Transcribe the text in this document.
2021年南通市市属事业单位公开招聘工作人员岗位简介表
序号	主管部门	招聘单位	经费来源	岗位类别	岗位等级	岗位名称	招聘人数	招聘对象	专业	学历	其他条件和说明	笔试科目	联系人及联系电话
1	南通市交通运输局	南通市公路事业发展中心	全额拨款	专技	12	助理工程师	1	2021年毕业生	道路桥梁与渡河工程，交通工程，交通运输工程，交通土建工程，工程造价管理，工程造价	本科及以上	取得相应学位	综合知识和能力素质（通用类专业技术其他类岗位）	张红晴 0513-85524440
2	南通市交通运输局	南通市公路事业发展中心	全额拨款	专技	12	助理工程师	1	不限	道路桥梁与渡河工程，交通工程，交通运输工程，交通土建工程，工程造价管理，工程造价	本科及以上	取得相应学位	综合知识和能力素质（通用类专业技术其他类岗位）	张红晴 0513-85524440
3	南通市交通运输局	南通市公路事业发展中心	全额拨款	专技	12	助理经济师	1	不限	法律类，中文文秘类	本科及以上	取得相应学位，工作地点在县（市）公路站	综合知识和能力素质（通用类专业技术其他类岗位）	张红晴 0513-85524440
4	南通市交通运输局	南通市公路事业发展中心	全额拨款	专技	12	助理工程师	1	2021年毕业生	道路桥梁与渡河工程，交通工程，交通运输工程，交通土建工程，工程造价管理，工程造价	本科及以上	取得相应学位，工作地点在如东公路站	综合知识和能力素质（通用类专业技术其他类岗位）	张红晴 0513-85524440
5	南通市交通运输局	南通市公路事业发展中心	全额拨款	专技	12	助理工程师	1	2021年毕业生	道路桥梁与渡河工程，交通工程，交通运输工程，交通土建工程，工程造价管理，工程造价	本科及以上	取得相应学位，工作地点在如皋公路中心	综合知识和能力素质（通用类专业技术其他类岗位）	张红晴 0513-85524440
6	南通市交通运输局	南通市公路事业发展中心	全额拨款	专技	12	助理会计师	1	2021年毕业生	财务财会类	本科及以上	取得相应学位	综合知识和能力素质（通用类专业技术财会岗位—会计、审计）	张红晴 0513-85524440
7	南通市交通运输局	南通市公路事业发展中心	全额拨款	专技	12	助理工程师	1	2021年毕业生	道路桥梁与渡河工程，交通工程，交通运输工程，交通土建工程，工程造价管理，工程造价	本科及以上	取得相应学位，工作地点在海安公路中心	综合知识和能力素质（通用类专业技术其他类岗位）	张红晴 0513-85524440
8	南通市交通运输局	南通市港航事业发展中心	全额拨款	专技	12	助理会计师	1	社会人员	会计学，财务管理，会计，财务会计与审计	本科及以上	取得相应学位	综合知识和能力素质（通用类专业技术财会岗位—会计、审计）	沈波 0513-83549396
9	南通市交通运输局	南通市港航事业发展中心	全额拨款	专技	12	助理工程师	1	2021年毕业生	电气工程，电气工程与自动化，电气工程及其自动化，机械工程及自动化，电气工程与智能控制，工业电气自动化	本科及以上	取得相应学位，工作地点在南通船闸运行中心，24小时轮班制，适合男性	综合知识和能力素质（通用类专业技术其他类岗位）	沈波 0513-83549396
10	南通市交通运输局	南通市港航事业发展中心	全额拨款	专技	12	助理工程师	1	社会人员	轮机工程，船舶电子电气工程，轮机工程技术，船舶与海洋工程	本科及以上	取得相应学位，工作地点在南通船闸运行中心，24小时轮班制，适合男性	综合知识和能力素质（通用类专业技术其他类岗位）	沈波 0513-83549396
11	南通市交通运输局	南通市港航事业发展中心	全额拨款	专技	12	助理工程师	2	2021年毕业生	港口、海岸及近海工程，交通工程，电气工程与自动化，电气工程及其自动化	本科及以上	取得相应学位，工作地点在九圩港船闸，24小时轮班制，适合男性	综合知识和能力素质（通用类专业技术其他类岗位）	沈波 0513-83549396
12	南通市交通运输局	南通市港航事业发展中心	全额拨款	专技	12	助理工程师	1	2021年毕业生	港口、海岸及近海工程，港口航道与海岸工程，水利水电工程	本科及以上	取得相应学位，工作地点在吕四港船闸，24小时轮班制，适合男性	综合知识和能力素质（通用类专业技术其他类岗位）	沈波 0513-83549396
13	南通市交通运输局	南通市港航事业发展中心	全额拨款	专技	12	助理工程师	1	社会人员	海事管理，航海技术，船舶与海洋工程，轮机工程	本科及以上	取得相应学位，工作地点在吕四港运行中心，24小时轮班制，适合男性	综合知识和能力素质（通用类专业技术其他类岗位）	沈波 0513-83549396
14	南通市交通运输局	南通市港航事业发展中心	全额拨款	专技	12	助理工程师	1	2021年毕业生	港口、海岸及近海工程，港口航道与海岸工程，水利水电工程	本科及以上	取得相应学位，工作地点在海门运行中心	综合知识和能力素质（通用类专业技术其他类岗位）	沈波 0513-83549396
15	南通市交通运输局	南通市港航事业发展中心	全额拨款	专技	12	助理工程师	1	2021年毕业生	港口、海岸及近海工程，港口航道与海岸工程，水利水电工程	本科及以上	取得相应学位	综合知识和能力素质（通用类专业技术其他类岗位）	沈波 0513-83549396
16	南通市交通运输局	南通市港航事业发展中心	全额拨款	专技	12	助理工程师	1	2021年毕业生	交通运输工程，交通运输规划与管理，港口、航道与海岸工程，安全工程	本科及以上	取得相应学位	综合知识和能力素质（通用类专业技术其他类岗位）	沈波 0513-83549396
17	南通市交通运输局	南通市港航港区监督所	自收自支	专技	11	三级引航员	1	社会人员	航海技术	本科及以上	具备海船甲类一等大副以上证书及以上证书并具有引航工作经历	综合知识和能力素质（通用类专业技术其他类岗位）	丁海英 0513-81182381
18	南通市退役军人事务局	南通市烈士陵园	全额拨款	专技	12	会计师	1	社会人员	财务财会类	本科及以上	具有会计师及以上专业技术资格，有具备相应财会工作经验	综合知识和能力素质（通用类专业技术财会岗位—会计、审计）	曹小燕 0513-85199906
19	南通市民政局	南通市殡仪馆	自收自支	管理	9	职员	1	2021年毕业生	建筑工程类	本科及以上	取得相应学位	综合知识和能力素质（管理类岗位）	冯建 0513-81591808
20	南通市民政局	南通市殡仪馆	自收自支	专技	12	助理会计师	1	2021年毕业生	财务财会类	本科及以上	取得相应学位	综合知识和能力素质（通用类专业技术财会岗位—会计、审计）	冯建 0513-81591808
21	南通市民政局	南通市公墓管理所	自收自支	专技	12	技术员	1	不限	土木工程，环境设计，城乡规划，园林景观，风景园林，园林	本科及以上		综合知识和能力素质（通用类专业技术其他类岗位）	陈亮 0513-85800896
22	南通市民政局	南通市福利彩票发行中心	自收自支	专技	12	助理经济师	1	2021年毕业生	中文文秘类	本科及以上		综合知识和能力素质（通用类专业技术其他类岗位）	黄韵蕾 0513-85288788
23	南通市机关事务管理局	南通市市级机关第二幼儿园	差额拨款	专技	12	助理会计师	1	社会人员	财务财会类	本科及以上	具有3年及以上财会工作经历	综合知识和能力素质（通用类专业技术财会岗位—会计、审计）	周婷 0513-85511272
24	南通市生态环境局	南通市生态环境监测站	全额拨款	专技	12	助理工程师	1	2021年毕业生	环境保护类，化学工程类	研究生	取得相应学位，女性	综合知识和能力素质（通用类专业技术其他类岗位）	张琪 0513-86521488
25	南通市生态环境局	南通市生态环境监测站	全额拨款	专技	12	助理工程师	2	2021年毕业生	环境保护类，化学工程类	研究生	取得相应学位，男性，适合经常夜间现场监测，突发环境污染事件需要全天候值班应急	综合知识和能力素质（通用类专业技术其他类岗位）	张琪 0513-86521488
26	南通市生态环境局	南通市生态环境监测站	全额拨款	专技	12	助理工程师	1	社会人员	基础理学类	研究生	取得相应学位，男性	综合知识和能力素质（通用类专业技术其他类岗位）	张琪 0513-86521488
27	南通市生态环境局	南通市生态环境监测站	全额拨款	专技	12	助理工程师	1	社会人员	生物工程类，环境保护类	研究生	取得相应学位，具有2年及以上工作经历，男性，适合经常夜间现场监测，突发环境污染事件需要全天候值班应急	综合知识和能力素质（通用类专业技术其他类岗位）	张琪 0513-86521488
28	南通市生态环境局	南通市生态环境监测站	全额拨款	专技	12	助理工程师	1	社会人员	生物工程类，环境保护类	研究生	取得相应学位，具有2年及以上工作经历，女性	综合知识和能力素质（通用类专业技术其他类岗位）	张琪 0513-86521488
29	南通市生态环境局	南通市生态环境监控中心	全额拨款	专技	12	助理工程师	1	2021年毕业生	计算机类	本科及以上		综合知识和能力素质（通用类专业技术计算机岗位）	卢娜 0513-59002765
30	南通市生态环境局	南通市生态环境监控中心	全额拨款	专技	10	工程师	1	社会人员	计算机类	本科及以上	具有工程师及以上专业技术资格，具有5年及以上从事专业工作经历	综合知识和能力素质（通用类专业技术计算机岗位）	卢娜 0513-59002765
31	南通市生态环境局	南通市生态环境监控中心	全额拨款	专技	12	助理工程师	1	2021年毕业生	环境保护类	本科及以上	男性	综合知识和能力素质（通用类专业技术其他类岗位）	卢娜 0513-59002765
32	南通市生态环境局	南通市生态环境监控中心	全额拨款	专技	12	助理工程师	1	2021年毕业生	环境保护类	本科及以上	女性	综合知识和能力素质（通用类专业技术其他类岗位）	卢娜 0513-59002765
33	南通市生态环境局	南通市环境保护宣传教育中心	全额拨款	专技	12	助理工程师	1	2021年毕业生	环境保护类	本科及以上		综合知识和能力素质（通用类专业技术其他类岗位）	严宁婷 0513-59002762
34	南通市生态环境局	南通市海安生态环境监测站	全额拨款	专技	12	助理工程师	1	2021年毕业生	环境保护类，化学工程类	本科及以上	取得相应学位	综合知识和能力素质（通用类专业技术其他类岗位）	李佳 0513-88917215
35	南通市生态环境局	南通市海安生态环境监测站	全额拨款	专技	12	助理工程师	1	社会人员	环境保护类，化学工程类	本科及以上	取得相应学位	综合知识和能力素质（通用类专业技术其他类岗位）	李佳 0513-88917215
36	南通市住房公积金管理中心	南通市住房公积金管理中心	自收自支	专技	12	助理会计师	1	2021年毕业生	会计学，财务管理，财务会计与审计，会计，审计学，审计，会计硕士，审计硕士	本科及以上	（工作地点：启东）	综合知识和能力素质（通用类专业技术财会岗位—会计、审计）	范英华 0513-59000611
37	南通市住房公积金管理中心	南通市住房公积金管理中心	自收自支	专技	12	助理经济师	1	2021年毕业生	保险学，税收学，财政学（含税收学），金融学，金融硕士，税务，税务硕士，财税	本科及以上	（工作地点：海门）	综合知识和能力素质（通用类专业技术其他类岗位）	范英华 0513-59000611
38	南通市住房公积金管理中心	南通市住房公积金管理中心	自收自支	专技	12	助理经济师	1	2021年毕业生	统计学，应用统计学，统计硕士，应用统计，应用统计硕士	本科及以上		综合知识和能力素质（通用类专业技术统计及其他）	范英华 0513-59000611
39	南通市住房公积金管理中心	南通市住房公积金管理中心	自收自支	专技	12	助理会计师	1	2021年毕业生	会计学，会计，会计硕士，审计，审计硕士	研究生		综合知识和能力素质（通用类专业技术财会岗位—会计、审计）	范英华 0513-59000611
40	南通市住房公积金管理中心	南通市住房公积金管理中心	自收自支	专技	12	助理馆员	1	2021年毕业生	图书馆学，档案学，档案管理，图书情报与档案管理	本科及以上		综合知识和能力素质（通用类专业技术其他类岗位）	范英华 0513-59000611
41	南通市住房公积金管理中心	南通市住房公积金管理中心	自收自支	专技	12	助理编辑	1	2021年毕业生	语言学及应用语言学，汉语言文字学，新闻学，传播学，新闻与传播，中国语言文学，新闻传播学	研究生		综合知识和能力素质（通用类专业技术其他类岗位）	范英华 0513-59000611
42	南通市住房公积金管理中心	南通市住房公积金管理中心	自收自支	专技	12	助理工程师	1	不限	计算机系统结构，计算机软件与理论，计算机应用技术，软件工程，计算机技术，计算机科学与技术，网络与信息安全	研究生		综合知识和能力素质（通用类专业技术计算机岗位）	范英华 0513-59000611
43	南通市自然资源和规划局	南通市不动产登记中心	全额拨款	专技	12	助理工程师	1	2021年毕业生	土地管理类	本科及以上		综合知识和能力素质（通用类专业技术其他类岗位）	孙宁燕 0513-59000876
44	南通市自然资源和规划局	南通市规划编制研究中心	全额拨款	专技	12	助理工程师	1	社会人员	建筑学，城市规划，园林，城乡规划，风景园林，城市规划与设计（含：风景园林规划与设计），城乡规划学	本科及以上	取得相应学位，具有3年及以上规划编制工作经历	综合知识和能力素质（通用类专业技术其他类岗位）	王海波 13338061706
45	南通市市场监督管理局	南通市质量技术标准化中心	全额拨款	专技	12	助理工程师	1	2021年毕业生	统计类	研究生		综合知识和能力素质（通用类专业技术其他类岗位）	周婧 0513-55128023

▶ [Work to do] In the entries above, find each line with the string "财务会计与审计" and copy it.

▶ [Response]
8	南通市交通运输局	南通市港航事业发展中心	全额拨款	专技	12	助理会计师	1	社会人员	会计学，财务管理，会计，财务会计与审计	本科及以上	取得相应学位	综合知识和能力素质（通用类专业技术财会岗位—会计、审计）	沈波 0513-83549396
36	南通市住房公积金管理中心	南通市住房公积金管理中心	自收自支	专技	12	助理会计师	1	2021年毕业生	会计学，财务管理，财务会计与审计，会计，审计学，审计，会计硕士，审计硕士	本科及以上	（工作地点：启东）	综合知识和能力素质（通用类专业技术财会岗位—会计、审计）	范英华 0513-59000611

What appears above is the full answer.